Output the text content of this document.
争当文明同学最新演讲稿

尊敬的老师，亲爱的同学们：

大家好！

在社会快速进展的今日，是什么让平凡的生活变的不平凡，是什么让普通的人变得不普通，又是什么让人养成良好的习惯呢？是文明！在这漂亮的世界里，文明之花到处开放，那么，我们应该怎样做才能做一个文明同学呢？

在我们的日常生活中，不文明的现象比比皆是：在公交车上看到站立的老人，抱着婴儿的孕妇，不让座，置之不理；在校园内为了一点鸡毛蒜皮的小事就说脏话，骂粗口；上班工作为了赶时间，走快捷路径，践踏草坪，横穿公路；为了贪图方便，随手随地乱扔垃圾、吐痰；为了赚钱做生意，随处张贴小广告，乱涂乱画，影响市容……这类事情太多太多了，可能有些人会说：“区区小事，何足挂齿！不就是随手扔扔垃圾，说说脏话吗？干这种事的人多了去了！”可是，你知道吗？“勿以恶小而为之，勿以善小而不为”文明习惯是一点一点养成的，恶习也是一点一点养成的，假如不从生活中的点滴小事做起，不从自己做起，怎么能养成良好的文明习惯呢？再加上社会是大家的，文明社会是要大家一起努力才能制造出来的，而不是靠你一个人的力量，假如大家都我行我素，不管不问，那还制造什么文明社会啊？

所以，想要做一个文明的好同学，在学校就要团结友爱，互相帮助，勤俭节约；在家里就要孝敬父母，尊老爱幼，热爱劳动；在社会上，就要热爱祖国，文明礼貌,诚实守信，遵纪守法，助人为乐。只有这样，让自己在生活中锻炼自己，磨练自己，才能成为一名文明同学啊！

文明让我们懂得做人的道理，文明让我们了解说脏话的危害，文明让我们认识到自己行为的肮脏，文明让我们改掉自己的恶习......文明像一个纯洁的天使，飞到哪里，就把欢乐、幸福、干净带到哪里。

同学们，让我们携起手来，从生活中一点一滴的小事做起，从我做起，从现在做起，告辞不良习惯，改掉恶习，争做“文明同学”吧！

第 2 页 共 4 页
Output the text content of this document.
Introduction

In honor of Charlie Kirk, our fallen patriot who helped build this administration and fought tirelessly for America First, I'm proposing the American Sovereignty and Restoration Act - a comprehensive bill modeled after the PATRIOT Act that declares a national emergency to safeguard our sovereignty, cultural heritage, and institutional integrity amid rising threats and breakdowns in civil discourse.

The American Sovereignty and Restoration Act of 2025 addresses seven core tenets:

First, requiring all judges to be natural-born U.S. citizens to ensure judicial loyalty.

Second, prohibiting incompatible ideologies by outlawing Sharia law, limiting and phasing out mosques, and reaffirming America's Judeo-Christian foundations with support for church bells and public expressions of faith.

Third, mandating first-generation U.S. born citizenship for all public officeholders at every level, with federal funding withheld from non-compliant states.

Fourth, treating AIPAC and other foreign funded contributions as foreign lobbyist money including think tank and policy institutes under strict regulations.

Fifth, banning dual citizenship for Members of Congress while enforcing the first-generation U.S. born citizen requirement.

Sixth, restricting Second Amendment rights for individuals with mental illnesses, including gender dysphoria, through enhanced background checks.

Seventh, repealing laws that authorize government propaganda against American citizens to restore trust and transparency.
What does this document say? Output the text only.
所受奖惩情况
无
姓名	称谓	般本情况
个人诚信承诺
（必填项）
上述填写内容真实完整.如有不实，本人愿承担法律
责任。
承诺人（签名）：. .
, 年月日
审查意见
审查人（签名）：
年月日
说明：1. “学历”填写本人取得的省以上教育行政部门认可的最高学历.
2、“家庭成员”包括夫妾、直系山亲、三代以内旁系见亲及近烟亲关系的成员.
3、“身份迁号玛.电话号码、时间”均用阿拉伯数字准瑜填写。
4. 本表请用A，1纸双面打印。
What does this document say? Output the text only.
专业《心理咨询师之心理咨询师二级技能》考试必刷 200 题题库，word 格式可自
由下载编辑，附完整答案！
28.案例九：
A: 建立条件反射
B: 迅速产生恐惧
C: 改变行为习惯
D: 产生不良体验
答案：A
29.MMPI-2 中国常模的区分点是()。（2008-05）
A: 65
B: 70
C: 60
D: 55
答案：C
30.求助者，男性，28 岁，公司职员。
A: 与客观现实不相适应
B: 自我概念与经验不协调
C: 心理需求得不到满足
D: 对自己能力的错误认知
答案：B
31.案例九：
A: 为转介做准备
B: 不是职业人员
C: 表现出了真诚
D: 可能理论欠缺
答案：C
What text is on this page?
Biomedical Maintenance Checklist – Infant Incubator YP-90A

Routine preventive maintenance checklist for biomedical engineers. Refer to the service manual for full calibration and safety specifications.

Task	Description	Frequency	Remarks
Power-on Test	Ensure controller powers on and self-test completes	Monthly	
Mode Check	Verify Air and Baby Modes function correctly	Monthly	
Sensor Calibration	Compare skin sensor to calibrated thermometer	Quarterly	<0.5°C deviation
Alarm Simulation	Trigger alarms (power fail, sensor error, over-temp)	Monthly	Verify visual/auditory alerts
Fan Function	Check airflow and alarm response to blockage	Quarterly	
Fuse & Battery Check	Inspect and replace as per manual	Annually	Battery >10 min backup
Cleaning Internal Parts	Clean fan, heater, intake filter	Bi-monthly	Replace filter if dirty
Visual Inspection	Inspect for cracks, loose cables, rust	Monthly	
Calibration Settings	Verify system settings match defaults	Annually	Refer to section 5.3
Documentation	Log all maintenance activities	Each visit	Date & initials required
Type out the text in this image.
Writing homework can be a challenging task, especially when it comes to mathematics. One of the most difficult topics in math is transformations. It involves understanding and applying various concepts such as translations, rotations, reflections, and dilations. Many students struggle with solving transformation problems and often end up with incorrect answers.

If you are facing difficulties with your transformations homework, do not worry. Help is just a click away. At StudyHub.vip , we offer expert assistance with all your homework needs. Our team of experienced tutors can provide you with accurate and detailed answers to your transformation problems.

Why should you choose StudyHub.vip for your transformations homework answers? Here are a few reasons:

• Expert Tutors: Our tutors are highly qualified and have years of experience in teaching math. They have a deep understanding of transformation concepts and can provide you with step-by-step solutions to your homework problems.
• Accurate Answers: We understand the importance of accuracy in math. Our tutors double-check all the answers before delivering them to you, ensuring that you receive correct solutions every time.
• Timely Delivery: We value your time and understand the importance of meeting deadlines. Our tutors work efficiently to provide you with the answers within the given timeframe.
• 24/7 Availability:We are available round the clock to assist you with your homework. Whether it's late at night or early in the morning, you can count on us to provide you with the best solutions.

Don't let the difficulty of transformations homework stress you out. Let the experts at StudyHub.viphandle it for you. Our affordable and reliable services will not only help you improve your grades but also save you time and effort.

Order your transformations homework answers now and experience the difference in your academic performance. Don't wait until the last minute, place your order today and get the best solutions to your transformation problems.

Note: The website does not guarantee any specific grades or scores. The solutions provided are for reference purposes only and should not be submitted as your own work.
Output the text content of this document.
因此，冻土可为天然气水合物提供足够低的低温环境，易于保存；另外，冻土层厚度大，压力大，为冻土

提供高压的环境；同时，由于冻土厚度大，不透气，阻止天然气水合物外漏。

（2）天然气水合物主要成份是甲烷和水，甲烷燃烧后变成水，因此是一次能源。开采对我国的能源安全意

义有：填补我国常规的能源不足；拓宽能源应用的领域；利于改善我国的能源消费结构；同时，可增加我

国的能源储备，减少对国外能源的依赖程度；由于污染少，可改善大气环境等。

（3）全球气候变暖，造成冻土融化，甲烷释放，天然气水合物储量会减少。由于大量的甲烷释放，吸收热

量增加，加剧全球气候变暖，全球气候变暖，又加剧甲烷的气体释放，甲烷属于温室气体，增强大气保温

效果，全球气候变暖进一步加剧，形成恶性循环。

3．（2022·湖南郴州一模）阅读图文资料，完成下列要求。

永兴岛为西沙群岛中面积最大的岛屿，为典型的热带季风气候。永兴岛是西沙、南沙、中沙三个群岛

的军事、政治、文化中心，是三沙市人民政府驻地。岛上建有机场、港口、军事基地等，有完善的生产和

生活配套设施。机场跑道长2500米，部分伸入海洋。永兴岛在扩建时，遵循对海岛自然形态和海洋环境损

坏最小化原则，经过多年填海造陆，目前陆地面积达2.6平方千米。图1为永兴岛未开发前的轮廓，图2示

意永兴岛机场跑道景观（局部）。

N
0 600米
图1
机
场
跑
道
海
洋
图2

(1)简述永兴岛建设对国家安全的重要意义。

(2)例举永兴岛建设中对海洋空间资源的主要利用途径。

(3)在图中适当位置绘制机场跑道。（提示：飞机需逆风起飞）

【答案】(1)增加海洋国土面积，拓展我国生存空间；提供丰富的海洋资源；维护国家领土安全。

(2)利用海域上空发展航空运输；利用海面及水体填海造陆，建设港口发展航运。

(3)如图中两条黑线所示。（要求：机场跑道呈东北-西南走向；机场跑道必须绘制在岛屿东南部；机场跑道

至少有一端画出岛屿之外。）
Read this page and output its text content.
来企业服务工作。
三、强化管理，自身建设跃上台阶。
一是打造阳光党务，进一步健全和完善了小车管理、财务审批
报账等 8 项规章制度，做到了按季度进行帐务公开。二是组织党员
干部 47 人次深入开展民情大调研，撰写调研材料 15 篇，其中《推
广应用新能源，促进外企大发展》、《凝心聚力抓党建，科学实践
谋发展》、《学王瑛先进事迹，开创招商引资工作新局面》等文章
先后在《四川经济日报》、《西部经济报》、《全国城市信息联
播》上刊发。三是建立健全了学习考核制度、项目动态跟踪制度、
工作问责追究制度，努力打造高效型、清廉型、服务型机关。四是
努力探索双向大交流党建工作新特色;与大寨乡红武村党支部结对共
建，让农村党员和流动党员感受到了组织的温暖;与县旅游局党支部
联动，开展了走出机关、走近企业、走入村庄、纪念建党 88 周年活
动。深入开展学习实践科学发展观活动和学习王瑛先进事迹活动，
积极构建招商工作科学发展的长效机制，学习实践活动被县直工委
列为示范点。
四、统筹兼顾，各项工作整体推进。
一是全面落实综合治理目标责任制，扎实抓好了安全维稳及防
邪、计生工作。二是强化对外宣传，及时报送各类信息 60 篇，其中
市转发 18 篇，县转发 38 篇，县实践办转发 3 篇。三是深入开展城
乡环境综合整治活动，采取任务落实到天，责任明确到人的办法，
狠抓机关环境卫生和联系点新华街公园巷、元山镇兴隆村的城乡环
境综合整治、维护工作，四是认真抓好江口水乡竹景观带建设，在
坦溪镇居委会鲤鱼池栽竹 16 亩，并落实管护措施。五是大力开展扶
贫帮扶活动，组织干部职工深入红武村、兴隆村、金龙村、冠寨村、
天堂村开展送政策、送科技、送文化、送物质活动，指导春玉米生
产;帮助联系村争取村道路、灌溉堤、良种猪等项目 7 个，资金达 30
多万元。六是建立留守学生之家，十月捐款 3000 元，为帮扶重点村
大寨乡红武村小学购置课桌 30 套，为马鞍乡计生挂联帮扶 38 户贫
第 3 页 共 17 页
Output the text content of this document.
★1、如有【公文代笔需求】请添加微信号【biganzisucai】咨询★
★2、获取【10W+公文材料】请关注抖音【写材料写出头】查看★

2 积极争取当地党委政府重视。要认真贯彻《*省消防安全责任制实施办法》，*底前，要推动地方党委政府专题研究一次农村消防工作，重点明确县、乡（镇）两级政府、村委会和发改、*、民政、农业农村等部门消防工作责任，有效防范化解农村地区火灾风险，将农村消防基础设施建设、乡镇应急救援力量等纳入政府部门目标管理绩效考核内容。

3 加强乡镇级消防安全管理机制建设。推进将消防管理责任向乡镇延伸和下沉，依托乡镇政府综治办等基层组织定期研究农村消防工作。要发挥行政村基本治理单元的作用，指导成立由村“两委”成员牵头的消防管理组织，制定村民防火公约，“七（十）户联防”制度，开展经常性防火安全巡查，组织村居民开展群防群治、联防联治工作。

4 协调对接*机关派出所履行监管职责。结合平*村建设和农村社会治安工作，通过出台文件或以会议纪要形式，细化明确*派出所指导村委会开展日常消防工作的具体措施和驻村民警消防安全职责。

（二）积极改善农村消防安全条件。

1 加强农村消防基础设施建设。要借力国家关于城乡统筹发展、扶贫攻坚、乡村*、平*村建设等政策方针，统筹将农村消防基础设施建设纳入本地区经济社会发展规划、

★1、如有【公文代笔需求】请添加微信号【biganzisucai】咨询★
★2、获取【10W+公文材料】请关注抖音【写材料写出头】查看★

* * * * *

- [What you are asked to do]
Pull out all lines from the entries above that include the word "Quarterly".

- [Task response]
Sensor Calibration	Compare skin sensor to calibrated thermometer	Quarterly	<0.5°C deviation
Fan Function	Check airflow and alarm response to blockage	Quarterly	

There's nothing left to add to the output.